BEGIN DOCUMENT EXCERPT

Douglas A. McIntyre is the co-founder, chief executive officer and editor in chief of 24/7 Wall St. and 24/7 Tempo. He has held these jobs since 2006.

McIntyre has written thousands of articles for 24/7 Wall St. He is an expert on corporate finance, the automotive industry, media companies and international finance. He has edited articles on national demographics, sports, personal income and travel.

His work has been quoted or mentioned in The New York Times, The Wall Street Journal, Los Angeles Times, The Washington Post, NBC News, Time, The New Yorker, HuffPost USA Today, Business Insider, Yahoo, AOL, MarketWatch, The Atlantic, Bloomberg, New York Post, Chicago Tribune, Forbes, The Guardian and many other major publications. McIntyre has been a guest on CNBC, the BBC and television and radio stations across the country.

A magna cum laude graduate of Harvard College, McIntyre also was president of The Harvard Advocate. Founded in 1866, the Advocate is the oldest college publication in the United States.

END DOCUMENT EXCERPT
BEGIN EXTRACTED INFORMATION

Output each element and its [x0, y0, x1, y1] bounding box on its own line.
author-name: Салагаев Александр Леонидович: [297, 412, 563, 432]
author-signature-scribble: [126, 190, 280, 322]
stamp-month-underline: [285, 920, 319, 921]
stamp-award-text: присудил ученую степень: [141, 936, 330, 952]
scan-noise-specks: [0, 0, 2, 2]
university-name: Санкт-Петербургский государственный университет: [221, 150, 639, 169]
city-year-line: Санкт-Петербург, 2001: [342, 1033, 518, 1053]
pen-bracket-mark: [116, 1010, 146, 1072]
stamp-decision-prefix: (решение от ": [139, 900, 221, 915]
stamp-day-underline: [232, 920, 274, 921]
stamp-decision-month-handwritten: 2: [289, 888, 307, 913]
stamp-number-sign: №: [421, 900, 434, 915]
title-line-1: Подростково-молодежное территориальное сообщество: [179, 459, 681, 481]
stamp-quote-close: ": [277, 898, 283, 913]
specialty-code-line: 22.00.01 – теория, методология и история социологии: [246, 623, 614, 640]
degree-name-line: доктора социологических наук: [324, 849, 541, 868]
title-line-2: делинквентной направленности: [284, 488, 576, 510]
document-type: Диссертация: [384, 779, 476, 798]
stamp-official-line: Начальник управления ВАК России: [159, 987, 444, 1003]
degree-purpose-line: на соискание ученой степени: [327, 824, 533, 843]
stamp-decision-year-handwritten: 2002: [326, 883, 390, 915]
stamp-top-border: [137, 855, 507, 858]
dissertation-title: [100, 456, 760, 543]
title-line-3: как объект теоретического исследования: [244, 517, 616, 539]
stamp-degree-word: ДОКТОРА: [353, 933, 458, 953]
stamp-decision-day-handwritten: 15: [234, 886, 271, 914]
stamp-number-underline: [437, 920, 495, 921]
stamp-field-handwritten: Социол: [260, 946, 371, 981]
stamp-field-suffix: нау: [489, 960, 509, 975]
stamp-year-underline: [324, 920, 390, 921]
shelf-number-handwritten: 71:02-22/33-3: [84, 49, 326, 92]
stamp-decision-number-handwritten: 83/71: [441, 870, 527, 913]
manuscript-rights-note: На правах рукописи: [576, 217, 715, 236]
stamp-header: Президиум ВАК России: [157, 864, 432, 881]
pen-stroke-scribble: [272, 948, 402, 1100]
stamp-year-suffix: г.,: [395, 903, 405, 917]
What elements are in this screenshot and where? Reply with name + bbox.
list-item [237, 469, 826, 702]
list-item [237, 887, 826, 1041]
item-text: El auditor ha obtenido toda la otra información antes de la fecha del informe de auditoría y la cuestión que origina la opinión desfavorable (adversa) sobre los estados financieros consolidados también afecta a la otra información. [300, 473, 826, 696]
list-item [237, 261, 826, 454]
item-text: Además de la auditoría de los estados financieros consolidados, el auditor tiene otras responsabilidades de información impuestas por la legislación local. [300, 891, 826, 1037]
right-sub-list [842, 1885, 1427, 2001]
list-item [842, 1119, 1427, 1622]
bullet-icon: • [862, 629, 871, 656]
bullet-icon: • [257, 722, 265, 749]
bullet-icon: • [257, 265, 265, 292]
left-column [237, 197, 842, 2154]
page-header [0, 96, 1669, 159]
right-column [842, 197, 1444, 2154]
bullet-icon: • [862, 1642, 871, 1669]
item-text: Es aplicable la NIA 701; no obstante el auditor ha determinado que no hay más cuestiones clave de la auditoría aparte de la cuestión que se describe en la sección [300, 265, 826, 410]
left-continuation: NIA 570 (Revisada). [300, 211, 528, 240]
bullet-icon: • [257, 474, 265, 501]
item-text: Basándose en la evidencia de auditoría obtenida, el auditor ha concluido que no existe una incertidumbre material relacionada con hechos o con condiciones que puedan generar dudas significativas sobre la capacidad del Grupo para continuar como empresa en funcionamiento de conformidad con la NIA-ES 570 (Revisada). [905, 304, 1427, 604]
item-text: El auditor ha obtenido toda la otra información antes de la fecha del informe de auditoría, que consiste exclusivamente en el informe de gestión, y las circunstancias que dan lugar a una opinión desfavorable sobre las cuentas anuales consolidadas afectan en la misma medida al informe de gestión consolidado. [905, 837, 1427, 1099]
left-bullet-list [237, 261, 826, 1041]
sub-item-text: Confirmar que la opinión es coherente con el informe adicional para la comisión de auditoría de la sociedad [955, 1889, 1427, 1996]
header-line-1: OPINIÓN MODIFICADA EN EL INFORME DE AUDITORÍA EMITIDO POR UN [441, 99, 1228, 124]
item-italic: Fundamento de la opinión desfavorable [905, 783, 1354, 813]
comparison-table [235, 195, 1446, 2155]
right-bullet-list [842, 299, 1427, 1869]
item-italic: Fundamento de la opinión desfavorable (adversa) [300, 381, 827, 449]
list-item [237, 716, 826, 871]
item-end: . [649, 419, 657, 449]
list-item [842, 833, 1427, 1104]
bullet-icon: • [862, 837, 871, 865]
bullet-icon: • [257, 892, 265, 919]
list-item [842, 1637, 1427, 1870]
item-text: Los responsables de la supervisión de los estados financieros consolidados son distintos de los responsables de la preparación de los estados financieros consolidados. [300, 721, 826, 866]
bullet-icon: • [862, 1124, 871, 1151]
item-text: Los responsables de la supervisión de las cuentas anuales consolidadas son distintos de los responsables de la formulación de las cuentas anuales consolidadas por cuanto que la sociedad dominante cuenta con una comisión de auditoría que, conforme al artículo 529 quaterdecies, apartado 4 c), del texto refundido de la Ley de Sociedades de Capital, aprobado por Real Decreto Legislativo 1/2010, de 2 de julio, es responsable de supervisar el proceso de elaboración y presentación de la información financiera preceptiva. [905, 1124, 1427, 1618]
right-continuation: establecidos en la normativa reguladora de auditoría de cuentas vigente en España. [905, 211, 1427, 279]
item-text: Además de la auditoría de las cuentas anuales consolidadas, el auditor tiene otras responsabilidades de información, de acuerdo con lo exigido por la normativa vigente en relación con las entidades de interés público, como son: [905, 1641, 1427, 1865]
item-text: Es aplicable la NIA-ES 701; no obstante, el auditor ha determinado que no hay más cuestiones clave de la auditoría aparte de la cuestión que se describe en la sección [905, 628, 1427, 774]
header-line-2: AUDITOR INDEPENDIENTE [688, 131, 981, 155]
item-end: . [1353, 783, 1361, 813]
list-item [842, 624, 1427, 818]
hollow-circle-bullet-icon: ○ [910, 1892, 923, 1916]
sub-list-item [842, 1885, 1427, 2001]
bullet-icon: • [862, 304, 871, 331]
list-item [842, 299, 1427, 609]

END EXTRACTED INFORMATION

Reproduce the full Douglas A. McIntyre biography above word for word, with no changes.

● OUTPUT OF THE EXERCISE:
Douglas A. McIntyre is the co-founder, chief executive officer and editor in chief of 24/7 Wall St. and 24/7 Tempo. He has held these jobs since 2006.

McIntyre has written thousands of articles for 24/7 Wall St. He is an expert on corporate finance, the automotive industry, media companies and international finance. He has edited articles on national demographics, sports, personal income and travel.

His work has been quoted or mentioned in The New York Times, The Wall Street Journal, Los Angeles Times, The Washington Post, NBC News, Time, The New Yorker, HuffPost USA Today, Business Insider, Yahoo, AOL, MarketWatch, The Atlantic, Bloomberg, New York Post, Chicago Tribune, Forbes, The Guardian and many other major publications. McIntyre has been a guest on CNBC, the BBC and television and radio stations across the country.

A magna cum laude graduate of Harvard College, McIntyre also was president of The Harvard Advocate. Founded in 1866, the Advocate is the oldest college publication in the United States.